**RECORDS PROVIDED:**
START
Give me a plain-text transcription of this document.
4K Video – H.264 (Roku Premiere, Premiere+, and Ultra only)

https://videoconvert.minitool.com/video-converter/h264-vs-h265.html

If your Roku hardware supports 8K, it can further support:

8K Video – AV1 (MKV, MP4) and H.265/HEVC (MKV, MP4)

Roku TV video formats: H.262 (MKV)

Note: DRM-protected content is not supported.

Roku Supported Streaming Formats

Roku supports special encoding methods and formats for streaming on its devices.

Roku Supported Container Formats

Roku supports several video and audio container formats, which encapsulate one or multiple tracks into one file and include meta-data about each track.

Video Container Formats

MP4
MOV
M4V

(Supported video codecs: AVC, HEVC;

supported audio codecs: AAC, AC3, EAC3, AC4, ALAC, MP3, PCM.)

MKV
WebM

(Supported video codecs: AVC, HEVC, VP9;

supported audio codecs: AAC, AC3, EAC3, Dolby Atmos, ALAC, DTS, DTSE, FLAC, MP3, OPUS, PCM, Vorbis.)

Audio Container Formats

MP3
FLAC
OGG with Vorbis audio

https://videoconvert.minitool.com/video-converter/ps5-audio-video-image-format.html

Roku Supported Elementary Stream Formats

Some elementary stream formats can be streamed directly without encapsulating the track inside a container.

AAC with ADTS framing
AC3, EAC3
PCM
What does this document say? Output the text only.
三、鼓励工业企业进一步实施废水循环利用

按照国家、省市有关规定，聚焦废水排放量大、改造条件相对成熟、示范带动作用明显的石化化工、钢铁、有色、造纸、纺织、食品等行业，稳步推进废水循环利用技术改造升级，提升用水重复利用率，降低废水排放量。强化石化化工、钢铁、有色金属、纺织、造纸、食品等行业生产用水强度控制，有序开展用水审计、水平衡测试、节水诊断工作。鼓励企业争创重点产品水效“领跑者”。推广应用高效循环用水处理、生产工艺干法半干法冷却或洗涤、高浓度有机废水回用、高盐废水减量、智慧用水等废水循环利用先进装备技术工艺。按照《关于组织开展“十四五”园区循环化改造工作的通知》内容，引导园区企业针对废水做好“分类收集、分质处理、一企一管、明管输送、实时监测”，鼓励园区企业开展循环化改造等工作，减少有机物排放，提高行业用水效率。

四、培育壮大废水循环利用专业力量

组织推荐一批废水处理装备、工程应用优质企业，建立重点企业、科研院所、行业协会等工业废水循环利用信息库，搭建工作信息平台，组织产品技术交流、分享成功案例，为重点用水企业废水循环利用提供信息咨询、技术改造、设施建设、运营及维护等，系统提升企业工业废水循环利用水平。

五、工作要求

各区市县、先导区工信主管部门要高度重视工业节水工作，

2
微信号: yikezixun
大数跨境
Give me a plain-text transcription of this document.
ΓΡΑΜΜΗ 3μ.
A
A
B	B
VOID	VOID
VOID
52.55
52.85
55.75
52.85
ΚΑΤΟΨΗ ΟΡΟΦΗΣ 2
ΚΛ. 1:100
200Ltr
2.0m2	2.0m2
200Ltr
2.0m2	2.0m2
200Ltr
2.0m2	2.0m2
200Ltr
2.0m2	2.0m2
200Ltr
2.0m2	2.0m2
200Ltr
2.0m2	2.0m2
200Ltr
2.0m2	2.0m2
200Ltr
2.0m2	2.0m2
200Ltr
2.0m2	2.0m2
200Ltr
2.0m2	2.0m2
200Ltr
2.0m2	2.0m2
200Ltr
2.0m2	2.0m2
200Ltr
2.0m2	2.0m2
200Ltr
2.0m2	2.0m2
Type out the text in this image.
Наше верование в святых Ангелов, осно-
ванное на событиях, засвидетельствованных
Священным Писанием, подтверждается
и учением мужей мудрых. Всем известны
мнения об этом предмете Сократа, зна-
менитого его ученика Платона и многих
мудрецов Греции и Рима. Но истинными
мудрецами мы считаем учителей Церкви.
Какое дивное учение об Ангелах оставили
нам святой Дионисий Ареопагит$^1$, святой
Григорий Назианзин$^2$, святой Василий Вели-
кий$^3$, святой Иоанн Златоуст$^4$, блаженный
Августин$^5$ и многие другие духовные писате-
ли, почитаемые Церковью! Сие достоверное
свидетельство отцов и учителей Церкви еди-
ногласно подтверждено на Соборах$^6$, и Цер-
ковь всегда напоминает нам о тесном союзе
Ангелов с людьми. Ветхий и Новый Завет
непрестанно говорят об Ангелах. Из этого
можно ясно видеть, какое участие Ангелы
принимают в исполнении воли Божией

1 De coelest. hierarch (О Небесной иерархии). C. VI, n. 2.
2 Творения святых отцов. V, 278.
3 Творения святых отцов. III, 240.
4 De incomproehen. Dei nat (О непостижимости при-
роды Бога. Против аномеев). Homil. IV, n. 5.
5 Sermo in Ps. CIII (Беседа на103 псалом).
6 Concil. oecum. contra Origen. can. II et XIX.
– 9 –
END
**SHORT TASK:**
Transcribe the data. Leave every line exactly as it is.

**RIGHT ANSWER:**
Give me a plain-text transcription of this document.
4K Video – H.264 (Roku Premiere, Premiere+, and Ultra only)

https://videoconvert.minitool.com/video-converter/h264-vs-h265.html

If your Roku hardware supports 8K, it can further support:

8K Video – AV1 (MKV, MP4) and H.265/HEVC (MKV, MP4)

Roku TV video formats: H.262 (MKV)

Note: DRM-protected content is not supported.

Roku Supported Streaming Formats

Roku supports special encoding methods and formats for streaming on its devices.

Roku Supported Container Formats

Roku supports several video and audio container formats, which encapsulate one or multiple tracks into one file and include meta-data about each track.

Video Container Formats

MP4
MOV
M4V

(Supported video codecs: AVC, HEVC;

supported audio codecs: AAC, AC3, EAC3, AC4, ALAC, MP3, PCM.)

MKV
WebM

(Supported video codecs: AVC, HEVC, VP9;

supported audio codecs: AAC, AC3, EAC3, Dolby Atmos, ALAC, DTS, DTSE, FLAC, MP3, OPUS, PCM, Vorbis.)

Audio Container Formats

MP3
FLAC
OGG with Vorbis audio

https://videoconvert.minitool.com/video-converter/ps5-audio-video-image-format.html

Roku Supported Elementary Stream Formats

Some elementary stream formats can be streamed directly without encapsulating the track inside a container.

AAC with ADTS framing
AC3, EAC3
PCM
What does this document say? Output the text only.
三、鼓励工业企业进一步实施废水循环利用

按照国家、省市有关规定，聚焦废水排放量大、改造条件相对成熟、示范带动作用明显的石化化工、钢铁、有色、造纸、纺织、食品等行业，稳步推进废水循环利用技术改造升级，提升用水重复利用率，降低废水排放量。强化石化化工、钢铁、有色金属、纺织、造纸、食品等行业生产用水强度控制，有序开展用水审计、水平衡测试、节水诊断工作。鼓励企业争创重点产品水效“领跑者”。推广应用高效循环用水处理、生产工艺干法半干法冷却或洗涤、高浓度有机废水回用、高盐废水减量、智慧用水等废水循环利用先进装备技术工艺。按照《关于组织开展“十四五”园区循环化改造工作的通知》内容，引导园区企业针对废水做好“分类收集、分质处理、一企一管、明管输送、实时监测”，鼓励园区企业开展循环化改造等工作，减少有机物排放，提高行业用水效率。

四、培育壮大废水循环利用专业力量

组织推荐一批废水处理装备、工程应用优质企业，建立重点企业、科研院所、行业协会等工业废水循环利用信息库，搭建工作信息平台，组织产品技术交流、分享成功案例，为重点用水企业废水循环利用提供信息咨询、技术改造、设施建设、运营及维护等，系统提升企业工业废水循环利用水平。

五、工作要求

各区市县、先导区工信主管部门要高度重视工业节水工作，

2
微信号: yikezixun
大数跨境
Give me a plain-text transcription of this document.
ΓΡΑΜΜΗ 3μ.
A
A
B	B
VOID	VOID
VOID
52.55
52.85
55.75
52.85
ΚΑΤΟΨΗ ΟΡΟΦΗΣ 2
ΚΛ. 1:100
200Ltr
2.0m2	2.0m2
200Ltr
2.0m2	2.0m2
200Ltr
2.0m2	2.0m2
200Ltr
2.0m2	2.0m2
200Ltr
2.0m2	2.0m2
200Ltr
2.0m2	2.0m2
200Ltr
2.0m2	2.0m2
200Ltr
2.0m2	2.0m2
200Ltr
2.0m2	2.0m2
200Ltr
2.0m2	2.0m2
200Ltr
2.0m2	2.0m2
200Ltr
2.0m2	2.0m2
200Ltr
2.0m2	2.0m2
200Ltr
2.0m2	2.0m2
Type out the text in this image.
Наше верование в святых Ангелов, осно-
ванное на событиях, засвидетельствованных
Священным Писанием, подтверждается
и учением мужей мудрых. Всем известны
мнения об этом предмете Сократа, зна-
менитого его ученика Платона и многих
мудрецов Греции и Рима. Но истинными
мудрецами мы считаем учителей Церкви.
Какое дивное учение об Ангелах оставили
нам святой Дионисий Ареопагит$^1$, святой
Григорий Назианзин$^2$, святой Василий Вели-
кий$^3$, святой Иоанн Златоуст$^4$, блаженный
Августин$^5$ и многие другие духовные писате-
ли, почитаемые Церковью! Сие достоверное
свидетельство отцов и учителей Церкви еди-
ногласно подтверждено на Соборах$^6$, и Цер-
ковь всегда напоминает нам о тесном союзе
Ангелов с людьми. Ветхий и Новый Завет
непрестанно говорят об Ангелах. Из этого
можно ясно видеть, какое участие Ангелы
принимают в исполнении воли Божией

1 De coelest. hierarch (О Небесной иерархии). C. VI, n. 2.
2 Творения святых отцов. V, 278.
3 Творения святых отцов. III, 240.
4 De incomproehen. Dei nat (О непостижимости при-
роды Бога. Против аномеев). Homil. IV, n. 5.
5 Sermo in Ps. CIII (Беседа на103 псалом).
6 Concil. oecum. contra Origen. can. II et XIX.
– 9 –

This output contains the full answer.